Directive:
Give every entry again, word for word.

Data records:
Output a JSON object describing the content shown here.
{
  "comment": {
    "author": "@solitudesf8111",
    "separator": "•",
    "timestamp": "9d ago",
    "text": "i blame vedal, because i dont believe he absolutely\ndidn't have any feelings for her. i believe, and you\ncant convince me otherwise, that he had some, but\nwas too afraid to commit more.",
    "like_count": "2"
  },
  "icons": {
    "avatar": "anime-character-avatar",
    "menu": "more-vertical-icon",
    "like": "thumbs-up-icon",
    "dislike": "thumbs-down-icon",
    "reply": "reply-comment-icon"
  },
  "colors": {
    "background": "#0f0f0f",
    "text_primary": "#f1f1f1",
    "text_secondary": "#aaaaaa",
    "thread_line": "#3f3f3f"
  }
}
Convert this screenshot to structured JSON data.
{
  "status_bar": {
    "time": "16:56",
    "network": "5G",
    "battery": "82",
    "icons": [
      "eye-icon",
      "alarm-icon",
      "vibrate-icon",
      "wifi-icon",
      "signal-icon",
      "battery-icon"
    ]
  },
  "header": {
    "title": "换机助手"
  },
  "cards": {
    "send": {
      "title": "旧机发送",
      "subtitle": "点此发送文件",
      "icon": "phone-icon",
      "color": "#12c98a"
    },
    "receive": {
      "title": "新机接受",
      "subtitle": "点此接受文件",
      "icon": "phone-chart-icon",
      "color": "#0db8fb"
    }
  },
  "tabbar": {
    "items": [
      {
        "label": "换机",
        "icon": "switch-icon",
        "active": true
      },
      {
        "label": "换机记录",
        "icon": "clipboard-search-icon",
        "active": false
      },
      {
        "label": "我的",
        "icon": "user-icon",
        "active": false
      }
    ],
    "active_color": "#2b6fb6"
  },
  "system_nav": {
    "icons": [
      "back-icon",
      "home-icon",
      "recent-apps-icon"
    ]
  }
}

Result of this task:
Output a JSON object describing the content shown here.
{
  "comment": {
    "author": "@solitudesf8111",
    "separator": "•",
    "timestamp": "9d ago",
    "text": "i blame vedal, because i dont believe he absolutely\ndidn't have any feelings for her. i believe, and you\ncant convince me otherwise, that he had some, but\nwas too afraid to commit more.",
    "like_count": "2"
  },
  "icons": {
    "avatar": "anime-character-avatar",
    "menu": "more-vertical-icon",
    "like": "thumbs-up-icon",
    "dislike": "thumbs-down-icon",
    "reply": "reply-comment-icon"
  },
  "colors": {
    "background": "#0f0f0f",
    "text_primary": "#f1f1f1",
    "text_secondary": "#aaaaaa",
    "thread_line": "#3f3f3f"
  }
}
Convert this screenshot to structured JSON data.
{
  "status_bar": {
    "time": "16:56",
    "network": "5G",
    "battery": "82",
    "icons": [
      "eye-icon",
      "alarm-icon",
      "vibrate-icon",
      "wifi-icon",
      "signal-icon",
      "battery-icon"
    ]
  },
  "header": {
    "title": "换机助手"
  },
  "cards": {
    "send": {
      "title": "旧机发送",
      "subtitle": "点此发送文件",
      "icon": "phone-icon",
      "color": "#12c98a"
    },
    "receive": {
      "title": "新机接受",
      "subtitle": "点此接受文件",
      "icon": "phone-chart-icon",
      "color": "#0db8fb"
    }
  },
  "tabbar": {
    "items": [
      {
        "label": "换机",
        "icon": "switch-icon",
        "active": true
      },
      {
        "label": "换机记录",
        "icon": "clipboard-search-icon",
        "active": false
      },
      {
        "label": "我的",
        "icon": "user-icon",
        "active": false
      }
    ],
    "active_color": "#2b6fb6"
  },
  "system_nav": {
    "icons": [
      "back-icon",
      "home-icon",
      "recent-apps-icon"
    ]
  }
}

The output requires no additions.